* **WRITTEN EXERCISE**
Please retype the records below exactly, leaving out any pictures.

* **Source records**
<<<<

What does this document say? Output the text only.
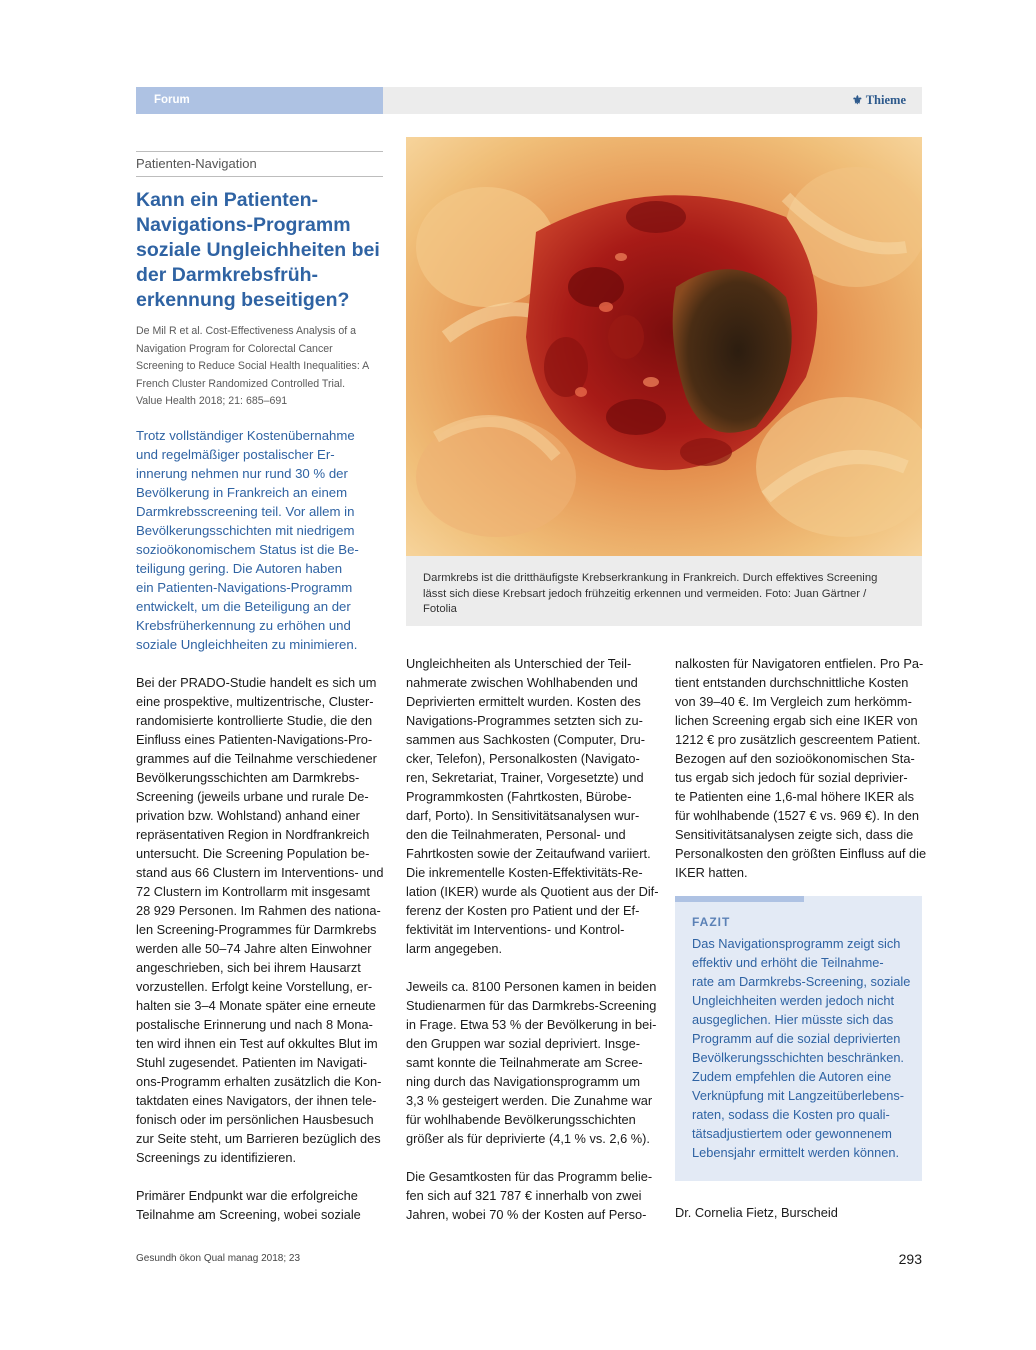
Forum	⚜ Thieme
Patienten-Navigation
Kann ein Patienten-
Navigations-Programm
soziale Ungleichheiten bei
der Darmkrebsfrüh-
erkennung beseitigen?
De Mil R et al. Cost-Effectiveness Analysis of a
Navigation Program for Colorectal Cancer
Screening to Reduce Social Health Inequalities: A
French Cluster Randomized Controlled Trial.
Value Health 2018; 21: 685–691
Trotz vollständiger Kostenübernahme
und regelmäßiger postalischer Er-
innerung nehmen nur rund 30 % der
Bevölkerung in Frankreich an einem
Darmkrebsscreening teil. Vor allem in
Bevölkerungsschichten mit niedrigem
sozioökonomischem Status ist die Be-
teiligung gering. Die Autoren haben
ein Patienten-Navigations-Programm
entwickelt, um die Beteiligung an der
Krebsfrüherkennung zu erhöhen und
soziale Ungleichheiten zu minimieren.
Darmkrebs ist die dritthäufigste Krebserkrankung in Frankreich. Durch effektives Screening
lässt sich diese Krebsart jedoch frühzeitig erkennen und vermeiden. Foto: Juan Gärtner /
Fotolia
Bei der PRADO-Studie handelt es sich um
eine prospektive, multizentrische, Cluster-
randomisierte kontrollierte Studie, die den
Einfluss eines Patienten-Navigations-Pro-
grammes auf die Teilnahme verschiedener
Bevölkerungsschichten am Darmkrebs-
Screening (jeweils urbane und rurale De-
privation bzw. Wohlstand) anhand einer
repräsentativen Region in Nordfrankreich
untersucht. Die Screening Population be-
stand aus 66 Clustern im Interventions- und
72 Clustern im Kontrollarm mit insgesamt
28 929 Personen. Im Rahmen des nationa-
len Screening-Programmes für Darmkrebs
werden alle 50–74 Jahre alten Einwohner
angeschrieben, sich bei ihrem Hausarzt
vorzustellen. Erfolgt keine Vorstellung, er-
halten sie 3–4 Monate später eine erneute
postalische Erinnerung und nach 8 Mona-
ten wird ihnen ein Test auf okkultes Blut im
Stuhl zugesendet. Patienten im Navigati-
ons-Programm erhalten zusätzlich die Kon-
taktdaten eines Navigators, der ihnen tele-
fonisch oder im persönlichen Hausbesuch
zur Seite steht, um Barrieren bezüglich des
Screenings zu identifizieren.

Primärer Endpunkt war die erfolgreiche
Teilnahme am Screening, wobei soziale
Ungleichheiten als Unterschied der Teil-
nahmerate zwischen Wohlhabenden und
Deprivierten ermittelt wurden. Kosten des
Navigations-Programmes setzten sich zu-
sammen aus Sachkosten (Computer, Dru-
cker, Telefon), Personalkosten (Navigato-
ren, Sekretariat, Trainer, Vorgesetzte) und
Programmkosten (Fahrtkosten, Bürobe-
darf, Porto). In Sensitivitätsanalysen wur-
den die Teilnahmeraten, Personal- und
Fahrtkosten sowie der Zeitaufwand variiert.
Die inkrementelle Kosten-Effektivitäts-Re-
lation (IKER) wurde als Quotient aus der Dif-
ferenz der Kosten pro Patient und der Ef-
fektivität im Interventions- und Kontrol-
larm angegeben.

Jeweils ca. 8100 Personen kamen in beiden
Studienarmen für das Darmkrebs-Screening
in Frage. Etwa 53 % der Bevölkerung in bei-
den Gruppen war sozial depriviert. Insge-
samt konnte die Teilnahmerate am Scree-
ning durch das Navigationsprogramm um
3,3 % gesteigert werden. Die Zunahme war
für wohlhabende Bevölkerungsschichten
größer als für deprivierte (4,1 % vs. 2,6 %).

Die Gesamtkosten für das Programm belie-
fen sich auf 321 787 € innerhalb von zwei
Jahren, wobei 70 % der Kosten auf Perso-
nalkosten für Navigatoren entfielen. Pro Pa-
tient entstanden durchschnittliche Kosten
von 39–40 €. Im Vergleich zum herkömm-
lichen Screening ergab sich eine IKER von
1212 € pro zusätzlich gescreentem Patient.
Bezogen auf den sozioökonomischen Sta-
tus ergab sich jedoch für sozial deprivier-
te Patienten eine 1,6-mal höhere IKER als
für wohlhabende (1527 € vs. 969 €). In den
Sensitivitätsanalysen zeigte sich, dass die
Personalkosten den größten Einfluss auf die
IKER hatten.
FAZIT
Das Navigationsprogramm zeigt sich
effektiv und erhöht die Teilnahme-
rate am Darmkrebs-Screening, soziale
Ungleichheiten werden jedoch nicht
ausgeglichen. Hier müsste sich das
Programm auf die sozial deprivierten
Bevölkerungsschichten beschränken.
Zudem empfehlen die Autoren eine
Verknüpfung mit Langzeitüberlebens-
raten, sodass die Kosten pro quali-
tätsadjustiertem oder gewonnenem
Lebensjahr ermittelt werden können.
Dr. Cornelia Fietz, Burscheid
Gesundh ökon Qual manag 2018; 23	293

>>>>

* **OUTPUT OF THE EXERCISE**
What does this document say? Output the text only.
Forum	⚜ Thieme
Patienten-Navigation
Kann ein Patienten-
Navigations-Programm
soziale Ungleichheiten bei
der Darmkrebsfrüh-
erkennung beseitigen?
De Mil R et al. Cost-Effectiveness Analysis of a
Navigation Program for Colorectal Cancer
Screening to Reduce Social Health Inequalities: A
French Cluster Randomized Controlled Trial.
Value Health 2018; 21: 685–691
Trotz vollständiger Kostenübernahme
und regelmäßiger postalischer Er-
innerung nehmen nur rund 30 % der
Bevölkerung in Frankreich an einem
Darmkrebsscreening teil. Vor allem in
Bevölkerungsschichten mit niedrigem
sozioökonomischem Status ist die Be-
teiligung gering. Die Autoren haben
ein Patienten-Navigations-Programm
entwickelt, um die Beteiligung an der
Krebsfrüherkennung zu erhöhen und
soziale Ungleichheiten zu minimieren.
Darmkrebs ist die dritthäufigste Krebserkrankung in Frankreich. Durch effektives Screening
lässt sich diese Krebsart jedoch frühzeitig erkennen und vermeiden. Foto: Juan Gärtner /
Fotolia
Bei der PRADO-Studie handelt es sich um
eine prospektive, multizentrische, Cluster-
randomisierte kontrollierte Studie, die den
Einfluss eines Patienten-Navigations-Pro-
grammes auf die Teilnahme verschiedener
Bevölkerungsschichten am Darmkrebs-
Screening (jeweils urbane und rurale De-
privation bzw. Wohlstand) anhand einer
repräsentativen Region in Nordfrankreich
untersucht. Die Screening Population be-
stand aus 66 Clustern im Interventions- und
72 Clustern im Kontrollarm mit insgesamt
28 929 Personen. Im Rahmen des nationa-
len Screening-Programmes für Darmkrebs
werden alle 50–74 Jahre alten Einwohner
angeschrieben, sich bei ihrem Hausarzt
vorzustellen. Erfolgt keine Vorstellung, er-
halten sie 3–4 Monate später eine erneute
postalische Erinnerung und nach 8 Mona-
ten wird ihnen ein Test auf okkultes Blut im
Stuhl zugesendet. Patienten im Navigati-
ons-Programm erhalten zusätzlich die Kon-
taktdaten eines Navigators, der ihnen tele-
fonisch oder im persönlichen Hausbesuch
zur Seite steht, um Barrieren bezüglich des
Screenings zu identifizieren.

Primärer Endpunkt war die erfolgreiche
Teilnahme am Screening, wobei soziale
Ungleichheiten als Unterschied der Teil-
nahmerate zwischen Wohlhabenden und
Deprivierten ermittelt wurden. Kosten des
Navigations-Programmes setzten sich zu-
sammen aus Sachkosten (Computer, Dru-
cker, Telefon), Personalkosten (Navigato-
ren, Sekretariat, Trainer, Vorgesetzte) und
Programmkosten (Fahrtkosten, Bürobe-
darf, Porto). In Sensitivitätsanalysen wur-
den die Teilnahmeraten, Personal- und
Fahrtkosten sowie der Zeitaufwand variiert.
Die inkrementelle Kosten-Effektivitäts-Re-
lation (IKER) wurde als Quotient aus der Dif-
ferenz der Kosten pro Patient und der Ef-
fektivität im Interventions- und Kontrol-
larm angegeben.

Jeweils ca. 8100 Personen kamen in beiden
Studienarmen für das Darmkrebs-Screening
in Frage. Etwa 53 % der Bevölkerung in bei-
den Gruppen war sozial depriviert. Insge-
samt konnte die Teilnahmerate am Scree-
ning durch das Navigationsprogramm um
3,3 % gesteigert werden. Die Zunahme war
für wohlhabende Bevölkerungsschichten
größer als für deprivierte (4,1 % vs. 2,6 %).

Die Gesamtkosten für das Programm belie-
fen sich auf 321 787 € innerhalb von zwei
Jahren, wobei 70 % der Kosten auf Perso-
nalkosten für Navigatoren entfielen. Pro Pa-
tient entstanden durchschnittliche Kosten
von 39–40 €. Im Vergleich zum herkömm-
lichen Screening ergab sich eine IKER von
1212 € pro zusätzlich gescreentem Patient.
Bezogen auf den sozioökonomischen Sta-
tus ergab sich jedoch für sozial deprivier-
te Patienten eine 1,6-mal höhere IKER als
für wohlhabende (1527 € vs. 969 €). In den
Sensitivitätsanalysen zeigte sich, dass die
Personalkosten den größten Einfluss auf die
IKER hatten.
FAZIT
Das Navigationsprogramm zeigt sich
effektiv und erhöht die Teilnahme-
rate am Darmkrebs-Screening, soziale
Ungleichheiten werden jedoch nicht
ausgeglichen. Hier müsste sich das
Programm auf die sozial deprivierten
Bevölkerungsschichten beschränken.
Zudem empfehlen die Autoren eine
Verknüpfung mit Langzeitüberlebens-
raten, sodass die Kosten pro quali-
tätsadjustiertem oder gewonnenem
Lebensjahr ermittelt werden können.
Dr. Cornelia Fietz, Burscheid
Gesundh ökon Qual manag 2018; 23	293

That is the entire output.